━━ THE INPUT ━━
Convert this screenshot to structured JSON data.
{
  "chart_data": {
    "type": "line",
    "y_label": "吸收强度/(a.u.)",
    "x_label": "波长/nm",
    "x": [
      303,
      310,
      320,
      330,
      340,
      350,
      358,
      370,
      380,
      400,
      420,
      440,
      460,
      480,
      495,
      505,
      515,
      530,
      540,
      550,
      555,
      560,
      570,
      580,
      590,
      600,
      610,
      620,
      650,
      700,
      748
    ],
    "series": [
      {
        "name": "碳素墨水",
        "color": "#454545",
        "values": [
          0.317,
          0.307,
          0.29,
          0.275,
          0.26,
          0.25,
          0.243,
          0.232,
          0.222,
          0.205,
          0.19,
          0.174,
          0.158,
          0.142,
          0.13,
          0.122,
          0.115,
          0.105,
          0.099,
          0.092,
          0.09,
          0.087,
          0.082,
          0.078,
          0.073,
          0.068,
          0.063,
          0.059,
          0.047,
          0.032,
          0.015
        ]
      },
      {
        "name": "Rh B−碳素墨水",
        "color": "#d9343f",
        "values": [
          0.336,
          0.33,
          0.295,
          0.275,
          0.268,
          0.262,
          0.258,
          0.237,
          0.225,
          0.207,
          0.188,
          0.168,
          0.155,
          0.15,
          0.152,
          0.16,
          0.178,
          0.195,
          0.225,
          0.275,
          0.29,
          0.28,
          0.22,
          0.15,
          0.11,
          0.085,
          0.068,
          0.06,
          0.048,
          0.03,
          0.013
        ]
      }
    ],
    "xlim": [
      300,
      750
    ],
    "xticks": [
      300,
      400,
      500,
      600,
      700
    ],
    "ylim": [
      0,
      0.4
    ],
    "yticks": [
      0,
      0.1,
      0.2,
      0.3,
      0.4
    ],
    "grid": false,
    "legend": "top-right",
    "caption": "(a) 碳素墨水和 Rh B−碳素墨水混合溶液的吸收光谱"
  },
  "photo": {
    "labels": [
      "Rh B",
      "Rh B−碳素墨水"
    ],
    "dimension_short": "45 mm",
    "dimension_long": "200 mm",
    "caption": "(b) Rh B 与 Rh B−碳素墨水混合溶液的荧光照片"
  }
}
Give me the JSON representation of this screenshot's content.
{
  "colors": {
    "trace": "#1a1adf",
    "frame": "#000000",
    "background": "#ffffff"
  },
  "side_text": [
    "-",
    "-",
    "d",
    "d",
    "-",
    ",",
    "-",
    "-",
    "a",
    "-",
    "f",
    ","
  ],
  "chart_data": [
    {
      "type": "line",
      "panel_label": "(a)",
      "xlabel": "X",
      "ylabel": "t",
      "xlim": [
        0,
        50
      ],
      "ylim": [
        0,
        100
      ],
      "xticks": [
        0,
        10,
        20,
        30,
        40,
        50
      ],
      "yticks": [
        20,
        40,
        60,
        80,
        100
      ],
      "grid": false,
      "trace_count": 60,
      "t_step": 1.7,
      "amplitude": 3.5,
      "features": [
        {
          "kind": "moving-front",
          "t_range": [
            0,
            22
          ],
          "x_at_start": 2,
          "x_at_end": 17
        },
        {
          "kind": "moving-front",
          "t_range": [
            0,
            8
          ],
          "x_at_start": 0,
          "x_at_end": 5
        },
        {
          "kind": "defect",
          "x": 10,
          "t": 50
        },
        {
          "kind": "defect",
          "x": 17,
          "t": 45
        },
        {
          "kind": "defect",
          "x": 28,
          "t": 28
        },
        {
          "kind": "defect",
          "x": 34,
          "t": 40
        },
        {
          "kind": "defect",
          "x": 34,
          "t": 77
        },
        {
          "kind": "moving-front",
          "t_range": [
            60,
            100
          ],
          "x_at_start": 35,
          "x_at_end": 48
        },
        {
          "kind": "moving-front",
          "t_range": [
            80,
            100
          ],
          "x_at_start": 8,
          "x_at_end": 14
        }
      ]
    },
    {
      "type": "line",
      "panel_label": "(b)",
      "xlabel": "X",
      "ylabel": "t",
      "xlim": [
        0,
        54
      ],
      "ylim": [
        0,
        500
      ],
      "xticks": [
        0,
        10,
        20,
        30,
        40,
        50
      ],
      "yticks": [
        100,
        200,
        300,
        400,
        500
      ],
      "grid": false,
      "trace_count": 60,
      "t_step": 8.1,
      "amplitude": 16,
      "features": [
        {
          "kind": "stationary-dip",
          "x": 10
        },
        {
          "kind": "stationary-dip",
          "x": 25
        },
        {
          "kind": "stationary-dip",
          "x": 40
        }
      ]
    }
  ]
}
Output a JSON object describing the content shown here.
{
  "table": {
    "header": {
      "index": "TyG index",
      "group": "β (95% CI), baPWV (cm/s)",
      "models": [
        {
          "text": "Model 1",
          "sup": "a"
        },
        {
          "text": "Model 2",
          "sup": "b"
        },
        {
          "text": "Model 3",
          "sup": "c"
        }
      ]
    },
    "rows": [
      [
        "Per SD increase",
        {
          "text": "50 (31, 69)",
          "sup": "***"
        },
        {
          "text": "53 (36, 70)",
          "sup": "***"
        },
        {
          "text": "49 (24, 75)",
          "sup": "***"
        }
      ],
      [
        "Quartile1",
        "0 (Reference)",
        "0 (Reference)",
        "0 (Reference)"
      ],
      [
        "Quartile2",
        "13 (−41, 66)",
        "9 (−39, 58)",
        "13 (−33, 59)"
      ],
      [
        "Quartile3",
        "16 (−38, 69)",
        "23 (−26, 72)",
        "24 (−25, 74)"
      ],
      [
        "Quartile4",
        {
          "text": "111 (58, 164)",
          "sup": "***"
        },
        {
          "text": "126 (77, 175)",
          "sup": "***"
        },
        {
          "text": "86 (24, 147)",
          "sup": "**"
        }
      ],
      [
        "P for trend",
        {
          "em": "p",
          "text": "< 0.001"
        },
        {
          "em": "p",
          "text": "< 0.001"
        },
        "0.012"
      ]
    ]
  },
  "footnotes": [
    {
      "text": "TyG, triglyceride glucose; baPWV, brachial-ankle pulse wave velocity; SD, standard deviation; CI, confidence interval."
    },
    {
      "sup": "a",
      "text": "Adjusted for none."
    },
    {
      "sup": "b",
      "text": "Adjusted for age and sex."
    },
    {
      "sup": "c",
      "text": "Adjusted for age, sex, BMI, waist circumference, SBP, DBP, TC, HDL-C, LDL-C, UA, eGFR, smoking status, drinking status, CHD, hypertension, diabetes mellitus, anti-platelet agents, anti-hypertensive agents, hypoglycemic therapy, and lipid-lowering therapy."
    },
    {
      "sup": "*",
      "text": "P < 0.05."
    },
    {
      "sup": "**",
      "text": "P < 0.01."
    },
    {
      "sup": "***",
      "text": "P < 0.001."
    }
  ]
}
━━━
Reproduce all data above, unchanged.

## WORKED SOLUTION
Convert this screenshot to structured JSON data.
{
  "chart_data": {
    "type": "line",
    "y_label": "吸收强度/(a.u.)",
    "x_label": "波长/nm",
    "x": [
      303,
      310,
      320,
      330,
      340,
      350,
      358,
      370,
      380,
      400,
      420,
      440,
      460,
      480,
      495,
      505,
      515,
      530,
      540,
      550,
      555,
      560,
      570,
      580,
      590,
      600,
      610,
      620,
      650,
      700,
      748
    ],
    "series": [
      {
        "name": "碳素墨水",
        "color": "#454545",
        "values": [
          0.317,
          0.307,
          0.29,
          0.275,
          0.26,
          0.25,
          0.243,
          0.232,
          0.222,
          0.205,
          0.19,
          0.174,
          0.158,
          0.142,
          0.13,
          0.122,
          0.115,
          0.105,
          0.099,
          0.092,
          0.09,
          0.087,
          0.082,
          0.078,
          0.073,
          0.068,
          0.063,
          0.059,
          0.047,
          0.032,
          0.015
        ]
      },
      {
        "name": "Rh B−碳素墨水",
        "color": "#d9343f",
        "values": [
          0.336,
          0.33,
          0.295,
          0.275,
          0.268,
          0.262,
          0.258,
          0.237,
          0.225,
          0.207,
          0.188,
          0.168,
          0.155,
          0.15,
          0.152,
          0.16,
          0.178,
          0.195,
          0.225,
          0.275,
          0.29,
          0.28,
          0.22,
          0.15,
          0.11,
          0.085,
          0.068,
          0.06,
          0.048,
          0.03,
          0.013
        ]
      }
    ],
    "xlim": [
      300,
      750
    ],
    "xticks": [
      300,
      400,
      500,
      600,
      700
    ],
    "ylim": [
      0,
      0.4
    ],
    "yticks": [
      0,
      0.1,
      0.2,
      0.3,
      0.4
    ],
    "grid": false,
    "legend": "top-right",
    "caption": "(a) 碳素墨水和 Rh B−碳素墨水混合溶液的吸收光谱"
  },
  "photo": {
    "labels": [
      "Rh B",
      "Rh B−碳素墨水"
    ],
    "dimension_short": "45 mm",
    "dimension_long": "200 mm",
    "caption": "(b) Rh B 与 Rh B−碳素墨水混合溶液的荧光照片"
  }
}
Give me the JSON representation of this screenshot's content.
{
  "colors": {
    "trace": "#1a1adf",
    "frame": "#000000",
    "background": "#ffffff"
  },
  "side_text": [
    "-",
    "-",
    "d",
    "d",
    "-",
    ",",
    "-",
    "-",
    "a",
    "-",
    "f",
    ","
  ],
  "chart_data": [
    {
      "type": "line",
      "panel_label": "(a)",
      "xlabel": "X",
      "ylabel": "t",
      "xlim": [
        0,
        50
      ],
      "ylim": [
        0,
        100
      ],
      "xticks": [
        0,
        10,
        20,
        30,
        40,
        50
      ],
      "yticks": [
        20,
        40,
        60,
        80,
        100
      ],
      "grid": false,
      "trace_count": 60,
      "t_step": 1.7,
      "amplitude": 3.5,
      "features": [
        {
          "kind": "moving-front",
          "t_range": [
            0,
            22
          ],
          "x_at_start": 2,
          "x_at_end": 17
        },
        {
          "kind": "moving-front",
          "t_range": [
            0,
            8
          ],
          "x_at_start": 0,
          "x_at_end": 5
        },
        {
          "kind": "defect",
          "x": 10,
          "t": 50
        },
        {
          "kind": "defect",
          "x": 17,
          "t": 45
        },
        {
          "kind": "defect",
          "x": 28,
          "t": 28
        },
        {
          "kind": "defect",
          "x": 34,
          "t": 40
        },
        {
          "kind": "defect",
          "x": 34,
          "t": 77
        },
        {
          "kind": "moving-front",
          "t_range": [
            60,
            100
          ],
          "x_at_start": 35,
          "x_at_end": 48
        },
        {
          "kind": "moving-front",
          "t_range": [
            80,
            100
          ],
          "x_at_start": 8,
          "x_at_end": 14
        }
      ]
    },
    {
      "type": "line",
      "panel_label": "(b)",
      "xlabel": "X",
      "ylabel": "t",
      "xlim": [
        0,
        54
      ],
      "ylim": [
        0,
        500
      ],
      "xticks": [
        0,
        10,
        20,
        30,
        40,
        50
      ],
      "yticks": [
        100,
        200,
        300,
        400,
        500
      ],
      "grid": false,
      "trace_count": 60,
      "t_step": 8.1,
      "amplitude": 16,
      "features": [
        {
          "kind": "stationary-dip",
          "x": 10
        },
        {
          "kind": "stationary-dip",
          "x": 25
        },
        {
          "kind": "stationary-dip",
          "x": 40
        }
      ]
    }
  ]
}
Output a JSON object describing the content shown here.
{
  "table": {
    "header": {
      "index": "TyG index",
      "group": "β (95% CI), baPWV (cm/s)",
      "models": [
        {
          "text": "Model 1",
          "sup": "a"
        },
        {
          "text": "Model 2",
          "sup": "b"
        },
        {
          "text": "Model 3",
          "sup": "c"
        }
      ]
    },
    "rows": [
      [
        "Per SD increase",
        {
          "text": "50 (31, 69)",
          "sup": "***"
        },
        {
          "text": "53 (36, 70)",
          "sup": "***"
        },
        {
          "text": "49 (24, 75)",
          "sup": "***"
        }
      ],
      [
        "Quartile1",
        "0 (Reference)",
        "0 (Reference)",
        "0 (Reference)"
      ],
      [
        "Quartile2",
        "13 (−41, 66)",
        "9 (−39, 58)",
        "13 (−33, 59)"
      ],
      [
        "Quartile3",
        "16 (−38, 69)",
        "23 (−26, 72)",
        "24 (−25, 74)"
      ],
      [
        "Quartile4",
        {
          "text": "111 (58, 164)",
          "sup": "***"
        },
        {
          "text": "126 (77, 175)",
          "sup": "***"
        },
        {
          "text": "86 (24, 147)",
          "sup": "**"
        }
      ],
      [
        "P for trend",
        {
          "em": "p",
          "text": "< 0.001"
        },
        {
          "em": "p",
          "text": "< 0.001"
        },
        "0.012"
      ]
    ]
  },
  "footnotes": [
    {
      "text": "TyG, triglyceride glucose; baPWV, brachial-ankle pulse wave velocity; SD, standard deviation; CI, confidence interval."
    },
    {
      "sup": "a",
      "text": "Adjusted for none."
    },
    {
      "sup": "b",
      "text": "Adjusted for age and sex."
    },
    {
      "sup": "c",
      "text": "Adjusted for age, sex, BMI, waist circumference, SBP, DBP, TC, HDL-C, LDL-C, UA, eGFR, smoking status, drinking status, CHD, hypertension, diabetes mellitus, anti-platelet agents, anti-hypertensive agents, hypoglycemic therapy, and lipid-lowering therapy."
    },
    {
      "sup": "*",
      "text": "P < 0.05."
    },
    {
      "sup": "**",
      "text": "P < 0.01."
    },
    {
      "sup": "***",
      "text": "P < 0.001."
    }
  ]
}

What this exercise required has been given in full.